— start of DATA ENTRIES —
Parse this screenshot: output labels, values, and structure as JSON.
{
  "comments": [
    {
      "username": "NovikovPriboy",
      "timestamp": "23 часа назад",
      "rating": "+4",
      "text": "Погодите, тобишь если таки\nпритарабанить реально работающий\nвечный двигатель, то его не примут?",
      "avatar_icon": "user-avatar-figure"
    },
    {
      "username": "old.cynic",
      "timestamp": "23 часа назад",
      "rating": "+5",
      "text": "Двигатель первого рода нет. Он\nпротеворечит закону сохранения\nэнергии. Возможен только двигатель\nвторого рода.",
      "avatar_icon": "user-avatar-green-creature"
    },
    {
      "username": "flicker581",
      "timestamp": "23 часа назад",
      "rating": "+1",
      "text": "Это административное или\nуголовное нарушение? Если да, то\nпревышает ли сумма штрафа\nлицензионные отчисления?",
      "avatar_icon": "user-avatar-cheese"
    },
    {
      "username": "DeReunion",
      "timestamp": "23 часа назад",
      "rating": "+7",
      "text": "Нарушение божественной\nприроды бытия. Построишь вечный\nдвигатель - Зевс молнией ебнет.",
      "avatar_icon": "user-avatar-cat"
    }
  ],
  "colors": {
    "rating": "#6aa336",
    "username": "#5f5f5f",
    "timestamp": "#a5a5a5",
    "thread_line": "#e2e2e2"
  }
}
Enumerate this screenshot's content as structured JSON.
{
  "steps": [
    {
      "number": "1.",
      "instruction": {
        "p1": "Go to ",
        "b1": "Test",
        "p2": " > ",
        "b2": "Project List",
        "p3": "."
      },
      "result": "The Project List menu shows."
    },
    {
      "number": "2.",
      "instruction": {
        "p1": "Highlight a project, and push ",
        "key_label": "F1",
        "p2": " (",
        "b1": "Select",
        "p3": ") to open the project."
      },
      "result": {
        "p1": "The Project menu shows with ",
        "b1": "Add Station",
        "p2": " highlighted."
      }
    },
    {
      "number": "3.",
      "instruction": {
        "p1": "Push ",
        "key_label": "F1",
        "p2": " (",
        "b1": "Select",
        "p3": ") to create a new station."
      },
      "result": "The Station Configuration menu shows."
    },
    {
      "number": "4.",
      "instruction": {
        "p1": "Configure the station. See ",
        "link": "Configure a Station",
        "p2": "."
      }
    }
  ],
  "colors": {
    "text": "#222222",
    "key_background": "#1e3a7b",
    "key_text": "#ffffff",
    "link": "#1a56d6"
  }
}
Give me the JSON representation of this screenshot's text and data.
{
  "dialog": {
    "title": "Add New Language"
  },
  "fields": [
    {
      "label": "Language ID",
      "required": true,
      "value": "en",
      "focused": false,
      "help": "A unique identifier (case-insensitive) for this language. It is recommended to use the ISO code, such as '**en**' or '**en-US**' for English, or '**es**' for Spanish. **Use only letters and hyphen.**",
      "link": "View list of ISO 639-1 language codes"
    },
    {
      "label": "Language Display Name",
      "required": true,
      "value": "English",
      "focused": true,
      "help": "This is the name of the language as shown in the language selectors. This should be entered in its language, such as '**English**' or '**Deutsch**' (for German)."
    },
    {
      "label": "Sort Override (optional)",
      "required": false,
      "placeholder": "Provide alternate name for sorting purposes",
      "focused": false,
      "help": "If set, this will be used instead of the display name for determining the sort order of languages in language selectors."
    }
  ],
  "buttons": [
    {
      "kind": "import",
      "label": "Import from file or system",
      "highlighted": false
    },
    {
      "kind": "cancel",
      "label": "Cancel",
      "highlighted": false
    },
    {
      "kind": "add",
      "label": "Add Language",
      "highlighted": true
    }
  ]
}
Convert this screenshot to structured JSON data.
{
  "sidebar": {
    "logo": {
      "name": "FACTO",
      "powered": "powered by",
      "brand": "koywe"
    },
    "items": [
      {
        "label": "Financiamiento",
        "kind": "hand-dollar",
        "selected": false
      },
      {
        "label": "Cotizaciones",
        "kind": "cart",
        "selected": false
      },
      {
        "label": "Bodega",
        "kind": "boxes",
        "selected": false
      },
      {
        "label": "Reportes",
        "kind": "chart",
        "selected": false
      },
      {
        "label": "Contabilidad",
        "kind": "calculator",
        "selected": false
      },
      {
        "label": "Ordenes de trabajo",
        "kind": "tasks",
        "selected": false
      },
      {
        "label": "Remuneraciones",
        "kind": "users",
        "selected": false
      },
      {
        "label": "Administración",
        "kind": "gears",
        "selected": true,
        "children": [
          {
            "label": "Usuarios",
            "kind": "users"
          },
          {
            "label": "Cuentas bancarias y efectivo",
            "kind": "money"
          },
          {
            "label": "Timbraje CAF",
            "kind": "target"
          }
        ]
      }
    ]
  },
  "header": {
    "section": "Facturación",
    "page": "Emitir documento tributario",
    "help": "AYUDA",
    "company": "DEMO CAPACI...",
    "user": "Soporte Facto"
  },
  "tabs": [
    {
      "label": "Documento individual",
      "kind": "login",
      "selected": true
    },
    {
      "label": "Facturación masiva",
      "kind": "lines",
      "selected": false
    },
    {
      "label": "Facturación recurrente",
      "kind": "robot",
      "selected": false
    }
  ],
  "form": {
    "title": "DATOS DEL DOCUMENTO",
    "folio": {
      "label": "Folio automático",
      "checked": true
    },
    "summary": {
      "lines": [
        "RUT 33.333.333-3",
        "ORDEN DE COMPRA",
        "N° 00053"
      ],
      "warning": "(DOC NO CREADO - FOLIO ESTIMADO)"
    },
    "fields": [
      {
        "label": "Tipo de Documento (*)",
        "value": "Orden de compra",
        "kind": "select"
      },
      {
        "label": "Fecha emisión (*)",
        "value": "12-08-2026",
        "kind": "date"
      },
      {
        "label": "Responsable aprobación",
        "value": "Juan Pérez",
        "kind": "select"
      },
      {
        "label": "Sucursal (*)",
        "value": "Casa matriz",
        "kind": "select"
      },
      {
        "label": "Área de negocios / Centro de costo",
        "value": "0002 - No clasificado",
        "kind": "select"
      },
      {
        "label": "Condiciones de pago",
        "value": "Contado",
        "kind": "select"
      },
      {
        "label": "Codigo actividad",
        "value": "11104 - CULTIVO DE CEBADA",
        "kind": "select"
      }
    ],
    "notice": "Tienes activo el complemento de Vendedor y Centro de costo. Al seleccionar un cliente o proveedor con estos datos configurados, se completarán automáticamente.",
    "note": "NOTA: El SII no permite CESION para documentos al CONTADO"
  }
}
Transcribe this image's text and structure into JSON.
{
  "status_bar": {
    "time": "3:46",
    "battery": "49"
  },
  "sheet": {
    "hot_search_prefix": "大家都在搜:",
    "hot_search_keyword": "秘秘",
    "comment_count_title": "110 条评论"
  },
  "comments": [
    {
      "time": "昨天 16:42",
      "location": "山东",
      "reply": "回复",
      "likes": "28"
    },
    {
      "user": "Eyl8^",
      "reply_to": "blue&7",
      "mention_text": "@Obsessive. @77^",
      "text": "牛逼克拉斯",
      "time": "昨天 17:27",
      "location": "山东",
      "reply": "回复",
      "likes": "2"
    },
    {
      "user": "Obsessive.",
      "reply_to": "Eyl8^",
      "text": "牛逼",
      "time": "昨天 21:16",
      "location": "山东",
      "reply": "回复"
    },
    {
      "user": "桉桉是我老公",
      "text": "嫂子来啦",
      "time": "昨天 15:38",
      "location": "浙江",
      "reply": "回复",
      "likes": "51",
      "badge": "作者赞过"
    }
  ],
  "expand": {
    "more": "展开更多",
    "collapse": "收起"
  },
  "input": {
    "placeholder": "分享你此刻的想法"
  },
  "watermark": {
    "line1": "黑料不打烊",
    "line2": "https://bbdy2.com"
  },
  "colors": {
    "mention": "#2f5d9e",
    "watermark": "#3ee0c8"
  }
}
— end of DATA ENTRIES —
**STATED GOAL:**
Each line of the material must be restated exactly.

**TASK RESULT:**
Parse this screenshot: output labels, values, and structure as JSON.
{
  "comments": [
    {
      "username": "NovikovPriboy",
      "timestamp": "23 часа назад",
      "rating": "+4",
      "text": "Погодите, тобишь если таки\nпритарабанить реально работающий\nвечный двигатель, то его не примут?",
      "avatar_icon": "user-avatar-figure"
    },
    {
      "username": "old.cynic",
      "timestamp": "23 часа назад",
      "rating": "+5",
      "text": "Двигатель первого рода нет. Он\nпротеворечит закону сохранения\nэнергии. Возможен только двигатель\nвторого рода.",
      "avatar_icon": "user-avatar-green-creature"
    },
    {
      "username": "flicker581",
      "timestamp": "23 часа назад",
      "rating": "+1",
      "text": "Это административное или\nуголовное нарушение? Если да, то\nпревышает ли сумма штрафа\nлицензионные отчисления?",
      "avatar_icon": "user-avatar-cheese"
    },
    {
      "username": "DeReunion",
      "timestamp": "23 часа назад",
      "rating": "+7",
      "text": "Нарушение божественной\nприроды бытия. Построишь вечный\nдвигатель - Зевс молнией ебнет.",
      "avatar_icon": "user-avatar-cat"
    }
  ],
  "colors": {
    "rating": "#6aa336",
    "username": "#5f5f5f",
    "timestamp": "#a5a5a5",
    "thread_line": "#e2e2e2"
  }
}
Enumerate this screenshot's content as structured JSON.
{
  "steps": [
    {
      "number": "1.",
      "instruction": {
        "p1": "Go to ",
        "b1": "Test",
        "p2": " > ",
        "b2": "Project List",
        "p3": "."
      },
      "result": "The Project List menu shows."
    },
    {
      "number": "2.",
      "instruction": {
        "p1": "Highlight a project, and push ",
        "key_label": "F1",
        "p2": " (",
        "b1": "Select",
        "p3": ") to open the project."
      },
      "result": {
        "p1": "The Project menu shows with ",
        "b1": "Add Station",
        "p2": " highlighted."
      }
    },
    {
      "number": "3.",
      "instruction": {
        "p1": "Push ",
        "key_label": "F1",
        "p2": " (",
        "b1": "Select",
        "p3": ") to create a new station."
      },
      "result": "The Station Configuration menu shows."
    },
    {
      "number": "4.",
      "instruction": {
        "p1": "Configure the station. See ",
        "link": "Configure a Station",
        "p2": "."
      }
    }
  ],
  "colors": {
    "text": "#222222",
    "key_background": "#1e3a7b",
    "key_text": "#ffffff",
    "link": "#1a56d6"
  }
}
Give me the JSON representation of this screenshot's text and data.
{
  "dialog": {
    "title": "Add New Language"
  },
  "fields": [
    {
      "label": "Language ID",
      "required": true,
      "value": "en",
      "focused": false,
      "help": "A unique identifier (case-insensitive) for this language. It is recommended to use the ISO code, such as '**en**' or '**en-US**' for English, or '**es**' for Spanish. **Use only letters and hyphen.**",
      "link": "View list of ISO 639-1 language codes"
    },
    {
      "label": "Language Display Name",
      "required": true,
      "value": "English",
      "focused": true,
      "help": "This is the name of the language as shown in the language selectors. This should be entered in its language, such as '**English**' or '**Deutsch**' (for German)."
    },
    {
      "label": "Sort Override (optional)",
      "required": false,
      "placeholder": "Provide alternate name for sorting purposes",
      "focused": false,
      "help": "If set, this will be used instead of the display name for determining the sort order of languages in language selectors."
    }
  ],
  "buttons": [
    {
      "kind": "import",
      "label": "Import from file or system",
      "highlighted": false
    },
    {
      "kind": "cancel",
      "label": "Cancel",
      "highlighted": false
    },
    {
      "kind": "add",
      "label": "Add Language",
      "highlighted": true
    }
  ]
}
Convert this screenshot to structured JSON data.
{
  "sidebar": {
    "logo": {
      "name": "FACTO",
      "powered": "powered by",
      "brand": "koywe"
    },
    "items": [
      {
        "label": "Financiamiento",
        "kind": "hand-dollar",
        "selected": false
      },
      {
        "label": "Cotizaciones",
        "kind": "cart",
        "selected": false
      },
      {
        "label": "Bodega",
        "kind": "boxes",
        "selected": false
      },
      {
        "label": "Reportes",
        "kind": "chart",
        "selected": false
      },
      {
        "label": "Contabilidad",
        "kind": "calculator",
        "selected": false
      },
      {
        "label": "Ordenes de trabajo",
        "kind": "tasks",
        "selected": false
      },
      {
        "label": "Remuneraciones",
        "kind": "users",
        "selected": false
      },
      {
        "label": "Administración",
        "kind": "gears",
        "selected": true,
        "children": [
          {
            "label": "Usuarios",
            "kind": "users"
          },
          {
            "label": "Cuentas bancarias y efectivo",
            "kind": "money"
          },
          {
            "label": "Timbraje CAF",
            "kind": "target"
          }
        ]
      }
    ]
  },
  "header": {
    "section": "Facturación",
    "page": "Emitir documento tributario",
    "help": "AYUDA",
    "company": "DEMO CAPACI...",
    "user": "Soporte Facto"
  },
  "tabs": [
    {
      "label": "Documento individual",
      "kind": "login",
      "selected": true
    },
    {
      "label": "Facturación masiva",
      "kind": "lines",
      "selected": false
    },
    {
      "label": "Facturación recurrente",
      "kind": "robot",
      "selected": false
    }
  ],
  "form": {
    "title": "DATOS DEL DOCUMENTO",
    "folio": {
      "label": "Folio automático",
      "checked": true
    },
    "summary": {
      "lines": [
        "RUT 33.333.333-3",
        "ORDEN DE COMPRA",
        "N° 00053"
      ],
      "warning": "(DOC NO CREADO - FOLIO ESTIMADO)"
    },
    "fields": [
      {
        "label": "Tipo de Documento (*)",
        "value": "Orden de compra",
        "kind": "select"
      },
      {
        "label": "Fecha emisión (*)",
        "value": "12-08-2026",
        "kind": "date"
      },
      {
        "label": "Responsable aprobación",
        "value": "Juan Pérez",
        "kind": "select"
      },
      {
        "label": "Sucursal (*)",
        "value": "Casa matriz",
        "kind": "select"
      },
      {
        "label": "Área de negocios / Centro de costo",
        "value": "0002 - No clasificado",
        "kind": "select"
      },
      {
        "label": "Condiciones de pago",
        "value": "Contado",
        "kind": "select"
      },
      {
        "label": "Codigo actividad",
        "value": "11104 - CULTIVO DE CEBADA",
        "kind": "select"
      }
    ],
    "notice": "Tienes activo el complemento de Vendedor y Centro de costo. Al seleccionar un cliente o proveedor con estos datos configurados, se completarán automáticamente.",
    "note": "NOTA: El SII no permite CESION para documentos al CONTADO"
  }
}
Transcribe this image's text and structure into JSON.
{
  "status_bar": {
    "time": "3:46",
    "battery": "49"
  },
  "sheet": {
    "hot_search_prefix": "大家都在搜:",
    "hot_search_keyword": "秘秘",
    "comment_count_title": "110 条评论"
  },
  "comments": [
    {
      "time": "昨天 16:42",
      "location": "山东",
      "reply": "回复",
      "likes": "28"
    },
    {
      "user": "Eyl8^",
      "reply_to": "blue&7",
      "mention_text": "@Obsessive. @77^",
      "text": "牛逼克拉斯",
      "time": "昨天 17:27",
      "location": "山东",
      "reply": "回复",
      "likes": "2"
    },
    {
      "user": "Obsessive.",
      "reply_to": "Eyl8^",
      "text": "牛逼",
      "time": "昨天 21:16",
      "location": "山东",
      "reply": "回复"
    },
    {
      "user": "桉桉是我老公",
      "text": "嫂子来啦",
      "time": "昨天 15:38",
      "location": "浙江",
      "reply": "回复",
      "likes": "51",
      "badge": "作者赞过"
    }
  ],
  "expand": {
    "more": "展开更多",
    "collapse": "收起"
  },
  "input": {
    "placeholder": "分享你此刻的想法"
  },
  "watermark": {
    "line1": "黑料不打烊",
    "line2": "https://bbdy2.com"
  },
  "colors": {
    "mention": "#2f5d9e",
    "watermark": "#3ee0c8"
  }
}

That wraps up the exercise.